** BEGIN PROVIDED RECORDS **
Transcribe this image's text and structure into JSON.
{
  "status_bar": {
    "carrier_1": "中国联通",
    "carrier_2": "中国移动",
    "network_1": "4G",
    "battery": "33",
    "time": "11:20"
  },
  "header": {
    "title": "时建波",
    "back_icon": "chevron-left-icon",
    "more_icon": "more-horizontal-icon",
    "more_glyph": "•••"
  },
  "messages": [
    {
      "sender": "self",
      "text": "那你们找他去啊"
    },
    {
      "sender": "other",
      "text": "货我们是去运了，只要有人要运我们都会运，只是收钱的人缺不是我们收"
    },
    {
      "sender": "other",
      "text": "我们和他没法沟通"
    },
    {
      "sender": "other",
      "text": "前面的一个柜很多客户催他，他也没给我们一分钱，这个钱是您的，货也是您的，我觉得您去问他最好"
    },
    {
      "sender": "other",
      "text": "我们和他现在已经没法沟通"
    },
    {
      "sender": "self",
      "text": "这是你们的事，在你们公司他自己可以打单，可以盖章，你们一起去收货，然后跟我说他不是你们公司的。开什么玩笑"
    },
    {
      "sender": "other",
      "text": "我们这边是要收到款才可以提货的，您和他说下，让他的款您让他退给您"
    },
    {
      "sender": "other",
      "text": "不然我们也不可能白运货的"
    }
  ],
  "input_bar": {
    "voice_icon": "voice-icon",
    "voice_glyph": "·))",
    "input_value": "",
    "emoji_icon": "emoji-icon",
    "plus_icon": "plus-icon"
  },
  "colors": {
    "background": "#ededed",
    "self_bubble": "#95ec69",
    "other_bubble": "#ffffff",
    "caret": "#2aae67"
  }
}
** END PROVIDED RECORDS **
[SET PROBLEM] Write out every record, exactly as written.

[RESPONSE]
Transcribe this image's text and structure into JSON.
{
  "status_bar": {
    "carrier_1": "中国联通",
    "carrier_2": "中国移动",
    "network_1": "4G",
    "battery": "33",
    "time": "11:20"
  },
  "header": {
    "title": "时建波",
    "back_icon": "chevron-left-icon",
    "more_icon": "more-horizontal-icon",
    "more_glyph": "•••"
  },
  "messages": [
    {
      "sender": "self",
      "text": "那你们找他去啊"
    },
    {
      "sender": "other",
      "text": "货我们是去运了，只要有人要运我们都会运，只是收钱的人缺不是我们收"
    },
    {
      "sender": "other",
      "text": "我们和他没法沟通"
    },
    {
      "sender": "other",
      "text": "前面的一个柜很多客户催他，他也没给我们一分钱，这个钱是您的，货也是您的，我觉得您去问他最好"
    },
    {
      "sender": "other",
      "text": "我们和他现在已经没法沟通"
    },
    {
      "sender": "self",
      "text": "这是你们的事，在你们公司他自己可以打单，可以盖章，你们一起去收货，然后跟我说他不是你们公司的。开什么玩笑"
    },
    {
      "sender": "other",
      "text": "我们这边是要收到款才可以提货的，您和他说下，让他的款您让他退给您"
    },
    {
      "sender": "other",
      "text": "不然我们也不可能白运货的"
    }
  ],
  "input_bar": {
    "voice_icon": "voice-icon",
    "voice_glyph": "·))",
    "input_value": "",
    "emoji_icon": "emoji-icon",
    "plus_icon": "plus-icon"
  },
  "colors": {
    "background": "#ededed",
    "self_bubble": "#95ec69",
    "other_bubble": "#ffffff",
    "caret": "#2aae67"
  }
}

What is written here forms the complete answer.